## Given task
Reproduce each line of the items below with no changes, leaving out the pictures.

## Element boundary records
────────────────

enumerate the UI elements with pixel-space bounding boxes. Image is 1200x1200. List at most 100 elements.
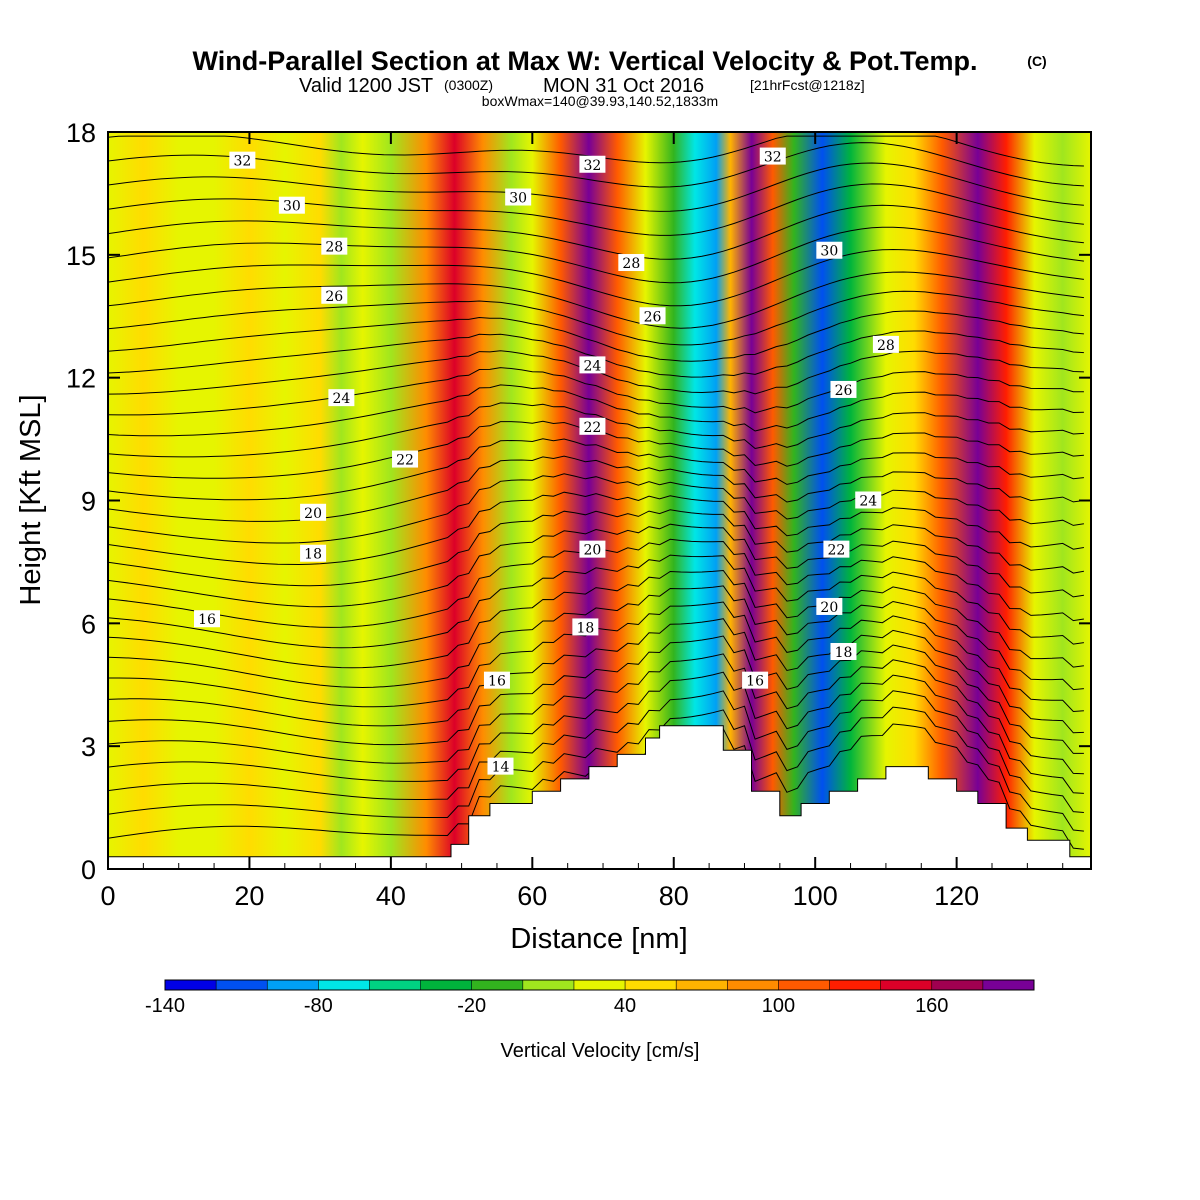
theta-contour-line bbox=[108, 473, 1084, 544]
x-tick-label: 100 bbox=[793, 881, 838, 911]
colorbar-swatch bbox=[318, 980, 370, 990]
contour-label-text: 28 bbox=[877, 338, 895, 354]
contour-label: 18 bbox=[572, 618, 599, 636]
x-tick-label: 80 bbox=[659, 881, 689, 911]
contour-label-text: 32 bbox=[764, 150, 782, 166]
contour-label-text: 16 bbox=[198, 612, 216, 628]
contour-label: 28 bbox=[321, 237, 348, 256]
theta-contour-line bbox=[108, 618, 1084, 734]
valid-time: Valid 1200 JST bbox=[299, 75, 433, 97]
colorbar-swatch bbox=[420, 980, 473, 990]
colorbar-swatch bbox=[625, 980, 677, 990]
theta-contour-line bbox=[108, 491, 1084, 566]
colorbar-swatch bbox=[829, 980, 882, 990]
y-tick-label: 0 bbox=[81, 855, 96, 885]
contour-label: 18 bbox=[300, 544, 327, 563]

────────────────

## Complete answer
enumerate the UI elements with pixel-space bounding boxes. Image is 1200x1200. List at most 100 elements.
theta-contour-line bbox=[108, 473, 1084, 544]
x-tick-label: 100 bbox=[793, 881, 838, 911]
colorbar-swatch bbox=[318, 980, 370, 990]
contour-label-text: 28 bbox=[877, 338, 895, 354]
contour-label: 18 bbox=[572, 618, 599, 636]
x-tick-label: 80 bbox=[659, 881, 689, 911]
contour-label-text: 32 bbox=[764, 150, 782, 166]
contour-label-text: 16 bbox=[198, 612, 216, 628]
contour-label: 28 bbox=[321, 237, 348, 256]
theta-contour-line bbox=[108, 618, 1084, 734]
valid-time: Valid 1200 JST bbox=[299, 75, 433, 97]
colorbar-swatch bbox=[420, 980, 473, 990]
colorbar-swatch bbox=[625, 980, 677, 990]
theta-contour-line bbox=[108, 491, 1084, 566]
colorbar-swatch bbox=[829, 980, 882, 990]
y-tick-label: 0 bbox=[81, 855, 96, 885]
contour-label: 18 bbox=[300, 544, 327, 563]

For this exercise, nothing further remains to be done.